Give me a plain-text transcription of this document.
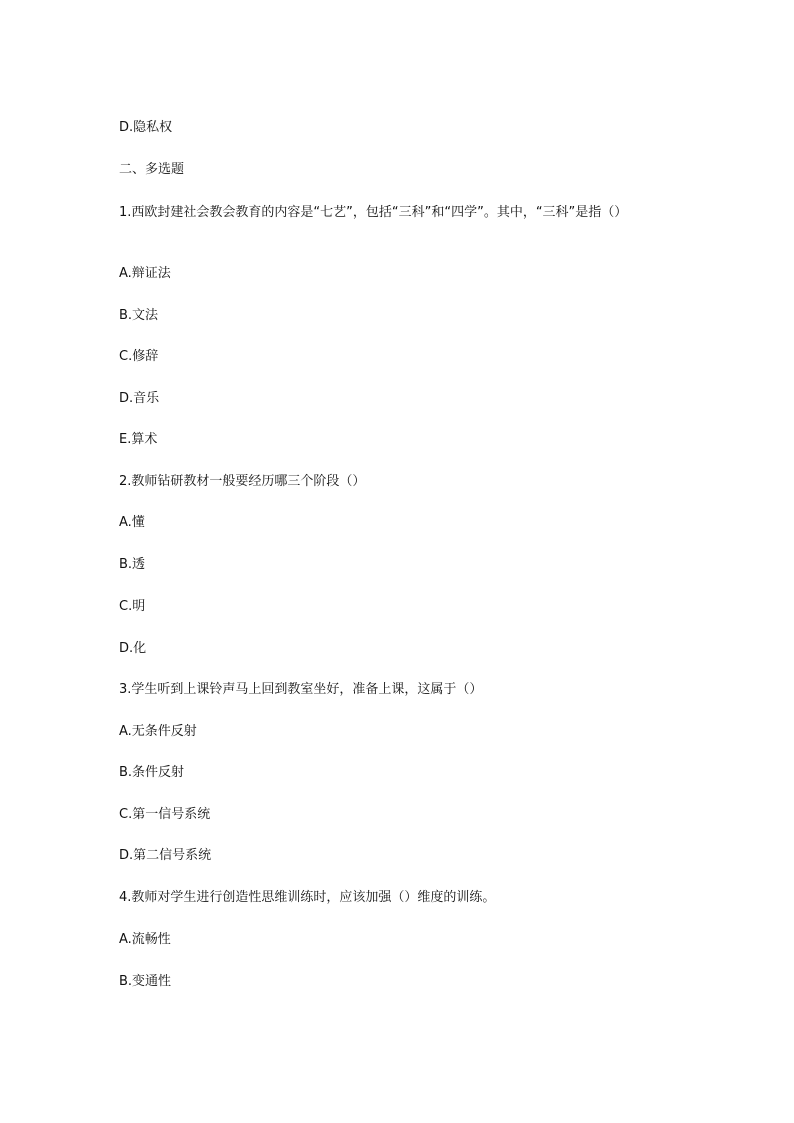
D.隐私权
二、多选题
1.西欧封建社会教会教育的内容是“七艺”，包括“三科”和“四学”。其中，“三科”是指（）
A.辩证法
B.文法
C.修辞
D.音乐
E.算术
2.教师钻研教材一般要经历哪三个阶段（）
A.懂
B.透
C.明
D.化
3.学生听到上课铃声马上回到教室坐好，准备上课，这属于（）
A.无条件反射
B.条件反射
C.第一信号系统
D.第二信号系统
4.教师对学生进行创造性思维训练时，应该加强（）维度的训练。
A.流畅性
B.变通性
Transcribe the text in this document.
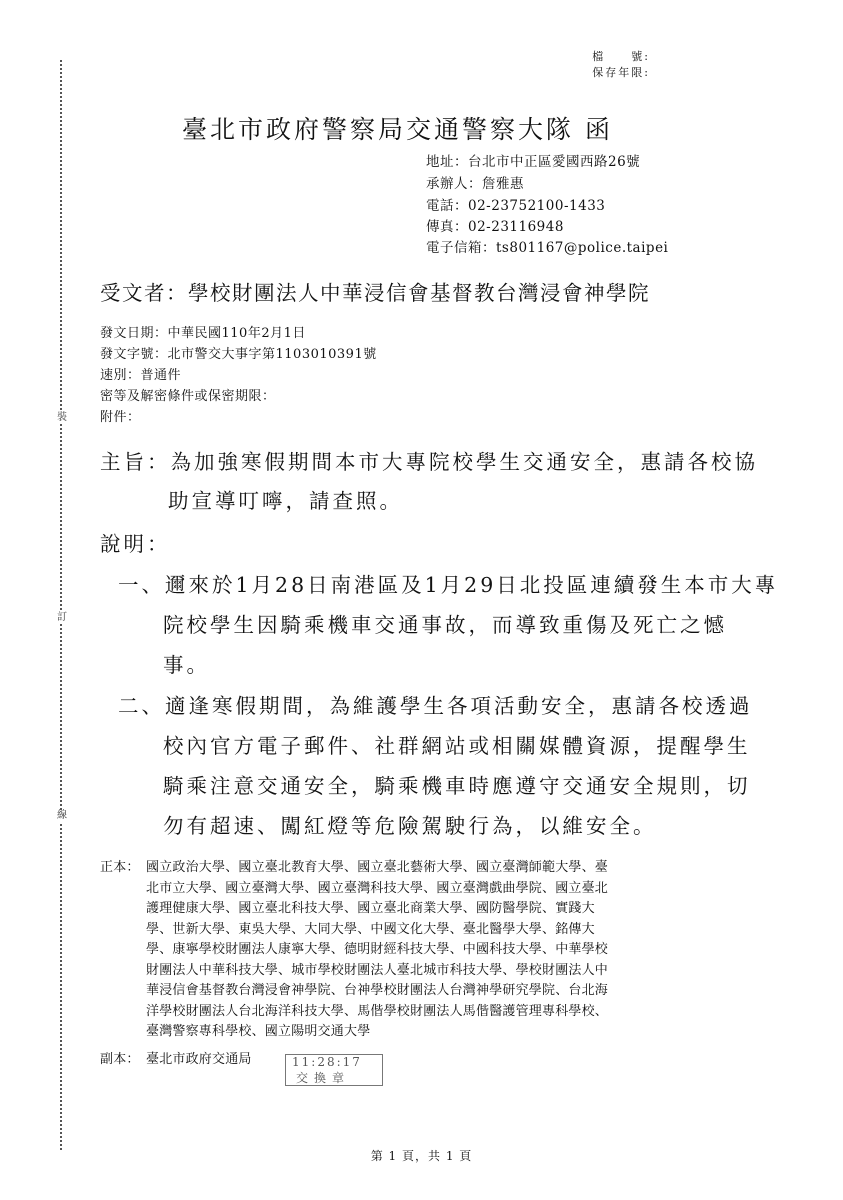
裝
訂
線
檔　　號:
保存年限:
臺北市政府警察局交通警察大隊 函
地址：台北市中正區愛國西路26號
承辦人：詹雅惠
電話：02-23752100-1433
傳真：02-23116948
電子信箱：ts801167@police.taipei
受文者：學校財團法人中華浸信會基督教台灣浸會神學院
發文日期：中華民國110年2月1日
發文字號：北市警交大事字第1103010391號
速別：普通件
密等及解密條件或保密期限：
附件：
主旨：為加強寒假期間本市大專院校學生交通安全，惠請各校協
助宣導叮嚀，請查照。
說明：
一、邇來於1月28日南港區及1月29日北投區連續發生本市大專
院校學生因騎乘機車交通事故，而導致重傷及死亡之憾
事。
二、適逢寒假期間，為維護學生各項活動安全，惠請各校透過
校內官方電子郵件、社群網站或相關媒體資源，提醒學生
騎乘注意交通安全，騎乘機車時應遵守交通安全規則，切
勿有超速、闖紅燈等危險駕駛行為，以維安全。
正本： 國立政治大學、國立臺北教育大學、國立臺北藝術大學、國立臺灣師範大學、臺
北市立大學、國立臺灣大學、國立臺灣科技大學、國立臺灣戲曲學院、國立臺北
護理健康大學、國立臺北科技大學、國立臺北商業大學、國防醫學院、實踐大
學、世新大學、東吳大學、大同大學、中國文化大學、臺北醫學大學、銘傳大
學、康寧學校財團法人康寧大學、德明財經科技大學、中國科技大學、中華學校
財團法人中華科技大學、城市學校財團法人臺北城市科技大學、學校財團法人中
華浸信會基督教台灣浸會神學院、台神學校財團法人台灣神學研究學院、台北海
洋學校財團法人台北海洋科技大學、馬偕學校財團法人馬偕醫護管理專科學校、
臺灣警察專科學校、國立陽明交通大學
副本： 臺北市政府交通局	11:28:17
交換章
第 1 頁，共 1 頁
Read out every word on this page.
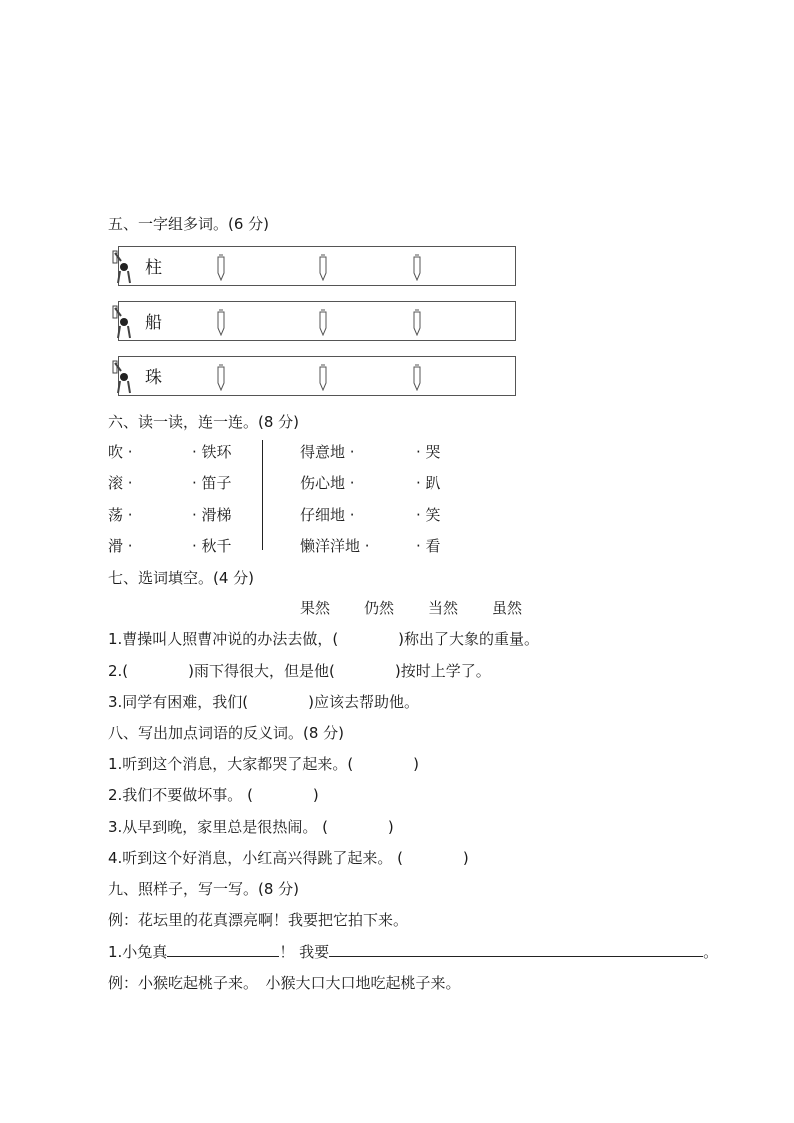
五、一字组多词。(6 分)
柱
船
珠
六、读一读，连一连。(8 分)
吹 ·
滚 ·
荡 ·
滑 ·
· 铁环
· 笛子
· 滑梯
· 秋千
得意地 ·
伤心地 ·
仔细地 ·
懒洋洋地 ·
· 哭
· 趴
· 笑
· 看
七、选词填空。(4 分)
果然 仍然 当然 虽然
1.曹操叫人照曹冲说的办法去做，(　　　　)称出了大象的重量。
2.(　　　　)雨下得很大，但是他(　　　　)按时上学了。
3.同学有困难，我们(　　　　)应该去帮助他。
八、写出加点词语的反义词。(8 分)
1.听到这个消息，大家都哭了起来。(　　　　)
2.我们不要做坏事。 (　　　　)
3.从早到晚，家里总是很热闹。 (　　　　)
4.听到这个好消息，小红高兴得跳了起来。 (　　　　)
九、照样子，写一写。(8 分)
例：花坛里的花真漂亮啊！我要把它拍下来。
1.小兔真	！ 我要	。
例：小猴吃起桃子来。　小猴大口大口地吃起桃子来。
-----
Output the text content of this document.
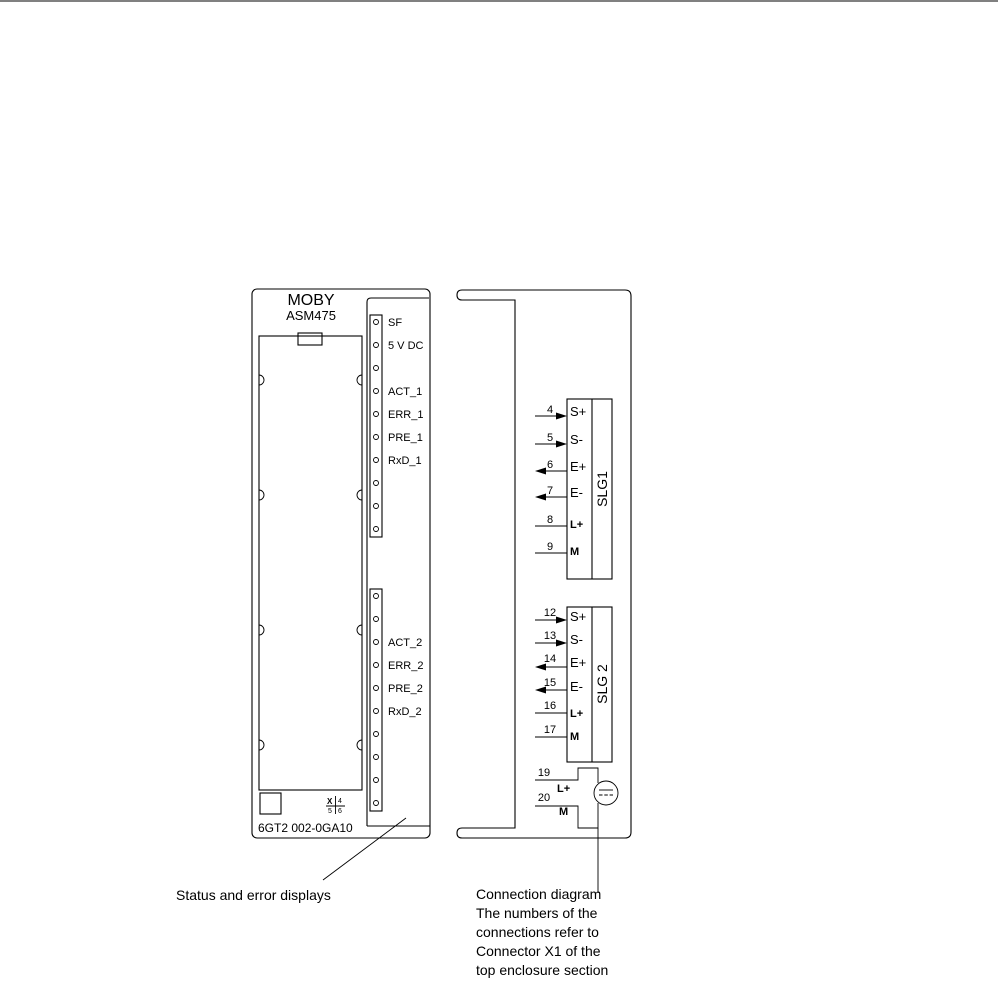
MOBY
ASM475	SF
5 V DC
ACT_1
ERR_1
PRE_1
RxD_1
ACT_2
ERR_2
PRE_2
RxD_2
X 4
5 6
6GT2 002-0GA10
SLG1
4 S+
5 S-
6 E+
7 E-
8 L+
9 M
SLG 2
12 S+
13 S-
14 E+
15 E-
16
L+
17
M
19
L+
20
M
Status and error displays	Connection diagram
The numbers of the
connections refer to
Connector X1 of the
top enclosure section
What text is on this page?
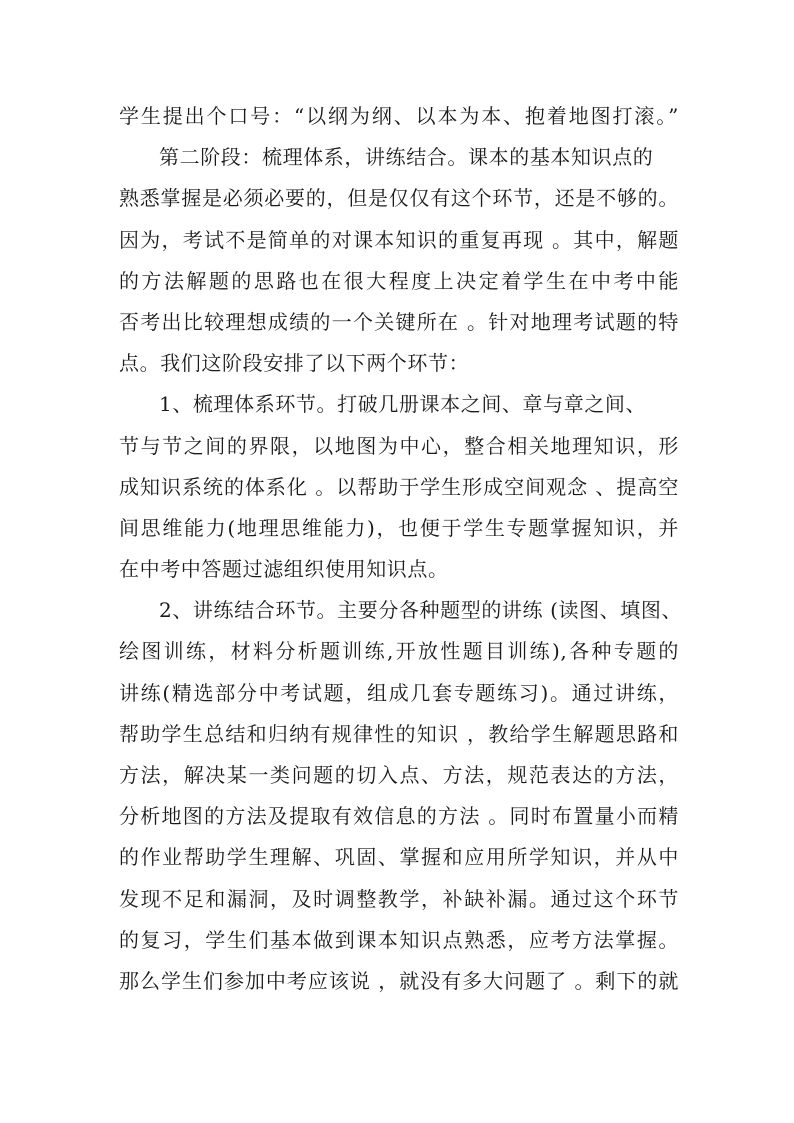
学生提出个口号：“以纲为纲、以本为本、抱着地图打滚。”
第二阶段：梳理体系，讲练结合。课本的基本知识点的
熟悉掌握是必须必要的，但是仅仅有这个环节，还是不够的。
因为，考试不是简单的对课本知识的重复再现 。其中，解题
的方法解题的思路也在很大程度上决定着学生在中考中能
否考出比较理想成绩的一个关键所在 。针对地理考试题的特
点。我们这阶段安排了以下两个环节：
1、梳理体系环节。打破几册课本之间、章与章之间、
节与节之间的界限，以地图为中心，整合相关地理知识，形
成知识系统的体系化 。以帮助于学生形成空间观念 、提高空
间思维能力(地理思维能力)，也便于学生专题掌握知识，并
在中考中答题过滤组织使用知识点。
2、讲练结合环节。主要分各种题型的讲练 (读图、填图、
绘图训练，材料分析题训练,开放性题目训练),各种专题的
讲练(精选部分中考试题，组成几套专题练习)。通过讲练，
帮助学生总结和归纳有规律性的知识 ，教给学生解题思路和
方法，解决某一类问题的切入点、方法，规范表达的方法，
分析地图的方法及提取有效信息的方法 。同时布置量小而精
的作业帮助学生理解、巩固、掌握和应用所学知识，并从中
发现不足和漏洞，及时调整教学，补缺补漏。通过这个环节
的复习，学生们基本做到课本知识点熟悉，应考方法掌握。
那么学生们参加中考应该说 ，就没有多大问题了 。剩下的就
-----
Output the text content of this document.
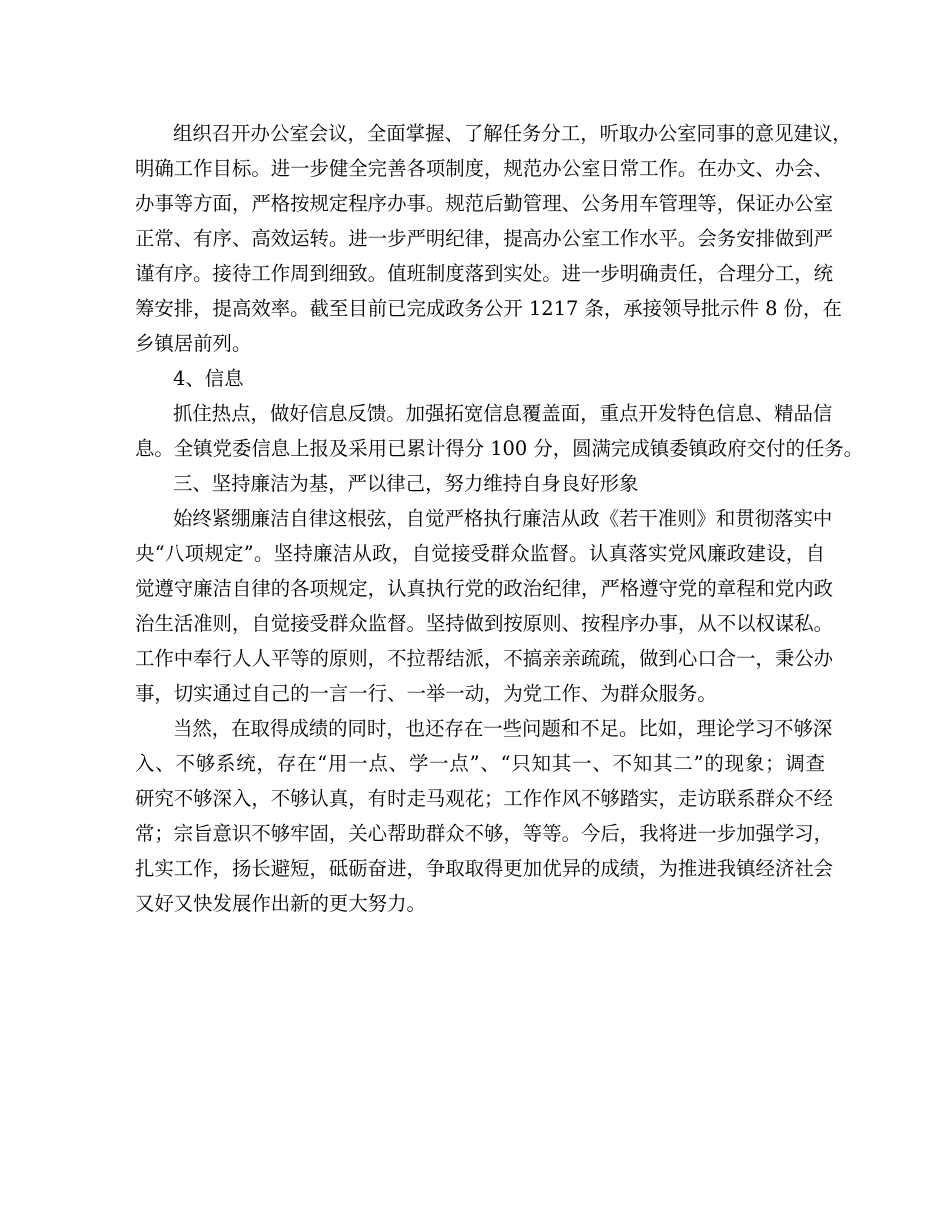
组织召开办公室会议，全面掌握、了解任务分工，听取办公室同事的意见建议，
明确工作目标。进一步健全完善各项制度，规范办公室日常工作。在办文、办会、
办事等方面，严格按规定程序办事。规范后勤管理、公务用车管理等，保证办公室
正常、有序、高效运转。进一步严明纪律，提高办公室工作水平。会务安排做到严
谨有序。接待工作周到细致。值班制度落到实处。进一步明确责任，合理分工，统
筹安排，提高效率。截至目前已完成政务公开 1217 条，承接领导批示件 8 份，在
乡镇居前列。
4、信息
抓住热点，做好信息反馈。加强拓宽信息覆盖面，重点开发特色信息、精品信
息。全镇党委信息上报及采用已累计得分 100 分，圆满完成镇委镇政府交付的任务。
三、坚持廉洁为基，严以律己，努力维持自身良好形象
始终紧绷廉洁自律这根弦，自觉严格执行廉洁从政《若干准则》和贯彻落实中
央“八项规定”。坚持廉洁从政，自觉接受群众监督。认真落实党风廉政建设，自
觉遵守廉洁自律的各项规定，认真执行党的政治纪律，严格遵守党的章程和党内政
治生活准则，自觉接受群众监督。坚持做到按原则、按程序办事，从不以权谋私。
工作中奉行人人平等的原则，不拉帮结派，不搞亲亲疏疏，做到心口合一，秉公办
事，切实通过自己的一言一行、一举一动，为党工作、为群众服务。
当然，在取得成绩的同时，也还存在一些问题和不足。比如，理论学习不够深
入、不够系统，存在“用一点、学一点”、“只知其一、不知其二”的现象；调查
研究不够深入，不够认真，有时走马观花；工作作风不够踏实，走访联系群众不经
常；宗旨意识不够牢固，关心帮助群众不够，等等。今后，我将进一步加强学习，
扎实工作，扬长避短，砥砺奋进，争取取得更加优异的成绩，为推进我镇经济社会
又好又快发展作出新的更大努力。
-----
__PROBLEM TO WORK ON__
Select all lines in the listing that include the word "自觉接受群众监督".

__ANSWER__
央“八项规定”。坚持廉洁从政，自觉接受群众监督。认真落实党风廉政建设，自
治生活准则，自觉接受群众监督。坚持做到按原则、按程序办事，从不以权谋私。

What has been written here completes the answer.